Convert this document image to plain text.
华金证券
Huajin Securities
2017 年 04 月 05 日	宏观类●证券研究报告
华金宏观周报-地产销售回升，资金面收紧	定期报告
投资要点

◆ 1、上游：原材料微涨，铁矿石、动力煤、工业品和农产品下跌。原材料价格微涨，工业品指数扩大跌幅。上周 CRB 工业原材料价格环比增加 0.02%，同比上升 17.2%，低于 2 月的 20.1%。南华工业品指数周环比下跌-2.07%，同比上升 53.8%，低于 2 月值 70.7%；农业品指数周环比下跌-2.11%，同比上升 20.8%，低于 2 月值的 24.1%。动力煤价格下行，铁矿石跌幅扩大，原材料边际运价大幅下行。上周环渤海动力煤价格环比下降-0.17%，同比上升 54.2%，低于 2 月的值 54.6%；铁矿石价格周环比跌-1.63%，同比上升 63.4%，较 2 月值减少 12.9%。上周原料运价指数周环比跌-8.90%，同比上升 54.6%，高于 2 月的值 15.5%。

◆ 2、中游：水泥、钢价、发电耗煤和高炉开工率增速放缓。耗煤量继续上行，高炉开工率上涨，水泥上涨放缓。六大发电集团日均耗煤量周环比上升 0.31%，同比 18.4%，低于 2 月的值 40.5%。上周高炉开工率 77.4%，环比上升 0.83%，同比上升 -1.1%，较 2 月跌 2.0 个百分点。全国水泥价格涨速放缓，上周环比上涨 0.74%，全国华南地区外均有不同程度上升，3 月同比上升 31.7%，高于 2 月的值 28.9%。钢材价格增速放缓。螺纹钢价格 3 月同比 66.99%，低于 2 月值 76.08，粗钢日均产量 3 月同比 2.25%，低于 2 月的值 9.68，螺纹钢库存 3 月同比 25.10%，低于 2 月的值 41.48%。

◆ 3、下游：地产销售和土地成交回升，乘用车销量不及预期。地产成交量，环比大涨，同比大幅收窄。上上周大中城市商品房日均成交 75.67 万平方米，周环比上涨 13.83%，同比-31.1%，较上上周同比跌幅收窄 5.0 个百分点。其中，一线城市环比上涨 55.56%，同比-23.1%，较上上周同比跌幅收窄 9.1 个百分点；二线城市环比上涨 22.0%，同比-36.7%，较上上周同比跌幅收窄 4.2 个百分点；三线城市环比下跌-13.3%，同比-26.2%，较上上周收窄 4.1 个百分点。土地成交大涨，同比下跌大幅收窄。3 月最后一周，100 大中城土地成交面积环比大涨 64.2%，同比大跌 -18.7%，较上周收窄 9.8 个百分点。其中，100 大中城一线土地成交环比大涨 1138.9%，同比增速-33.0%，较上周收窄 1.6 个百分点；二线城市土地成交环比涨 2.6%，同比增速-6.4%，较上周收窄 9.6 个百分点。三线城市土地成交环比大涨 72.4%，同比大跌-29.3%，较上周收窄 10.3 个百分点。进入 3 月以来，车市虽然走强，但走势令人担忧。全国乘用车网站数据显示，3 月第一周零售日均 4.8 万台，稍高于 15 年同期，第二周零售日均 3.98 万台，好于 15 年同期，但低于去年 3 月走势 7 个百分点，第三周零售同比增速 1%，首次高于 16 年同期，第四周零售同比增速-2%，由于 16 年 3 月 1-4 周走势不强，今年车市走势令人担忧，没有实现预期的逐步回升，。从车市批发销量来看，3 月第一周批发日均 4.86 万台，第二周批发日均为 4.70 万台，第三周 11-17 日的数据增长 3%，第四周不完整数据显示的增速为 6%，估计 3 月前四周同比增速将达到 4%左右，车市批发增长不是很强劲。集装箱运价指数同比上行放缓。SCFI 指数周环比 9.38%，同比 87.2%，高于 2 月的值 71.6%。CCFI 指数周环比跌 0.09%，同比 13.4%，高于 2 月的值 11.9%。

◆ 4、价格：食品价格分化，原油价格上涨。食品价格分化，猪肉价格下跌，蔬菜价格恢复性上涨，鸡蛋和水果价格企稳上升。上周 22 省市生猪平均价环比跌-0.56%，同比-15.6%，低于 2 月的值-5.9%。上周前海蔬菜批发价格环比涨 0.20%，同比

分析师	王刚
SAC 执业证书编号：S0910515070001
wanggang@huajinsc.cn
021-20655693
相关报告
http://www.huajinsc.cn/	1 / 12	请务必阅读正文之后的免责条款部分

**Do this**
Using the records above, list each line that includes "huajinsc".

**Written answer**
wanggang@huajinsc.cn
http://www.huajinsc.cn/	1 / 12	请务必阅读正文之后的免责条款部分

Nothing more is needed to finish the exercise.